Istruzioni di lavoro ->
Ricopia senza modifiche la parte del brano sulla fusione Fca-Renault che comincia con "Ma come, professor" e prosegue fino a "poco senso, no?", incluse queste parole.

**** Brano riportato ****

«Era chiaro che questa cosa non si poteva fare».

Ma come, professor Giuseppe Berta, lei sarà anche uno dei massimi conoscitori del mondo dell’auto ma tutta la grande stampa magnificava e dava per scontata la fusione Fca-Renault…
Lei ha mai visto che due si mettono insieme per sposarsi in tempo rapido, ma tutto il successo del matrimonio dipende da un ménage a trois con un terzo soggetto che sta in Giappone, il quale al massimo può essere un’amante ma non vuole assolutamente parlare di impegni con gli altri due?

Effettivamente l’avversione e l’astensione di Nissan sembra essere stata decisiva e mal calcolata da Fca. Ma senza i giapponesi la fusione aveva poco senso, no?

**** Righe di dati ****

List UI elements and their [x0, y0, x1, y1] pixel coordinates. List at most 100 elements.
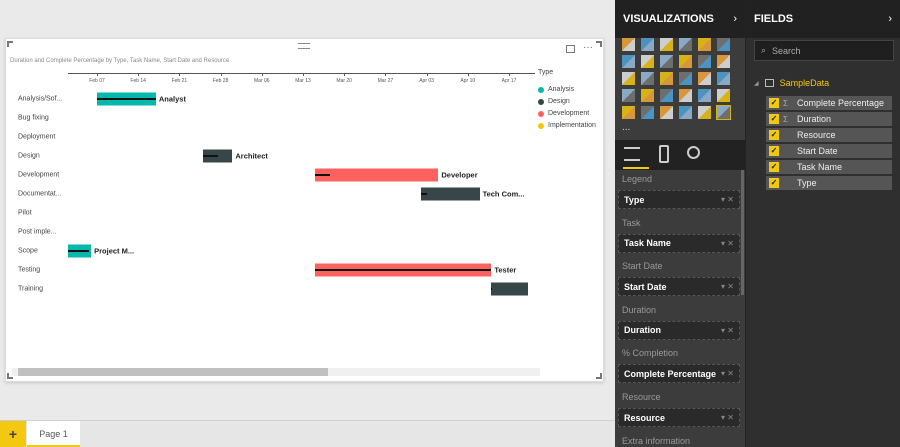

****

Risposta all'esercizio ->
Ma come, professor Giuseppe Berta, lei sarà anche uno dei massimi conoscitori del mondo dell’auto ma tutta la grande stampa magnificava e dava per scontata la fusione Fca-Renault…
Lei ha mai visto che due si mettono insieme per sposarsi in tempo rapido, ma tutto il successo del matrimonio dipende da un ménage a trois con un terzo soggetto che sta in Giappone, il quale al massimo può essere un’amante ma non vuole assolutamente parlare di impegni con gli altri due?

Effettivamente l’avversione e l’astensione di Nissan sembra essere stata decisiva e mal calcolata da Fca. Ma senza i giapponesi la fusione aveva poco senso, no?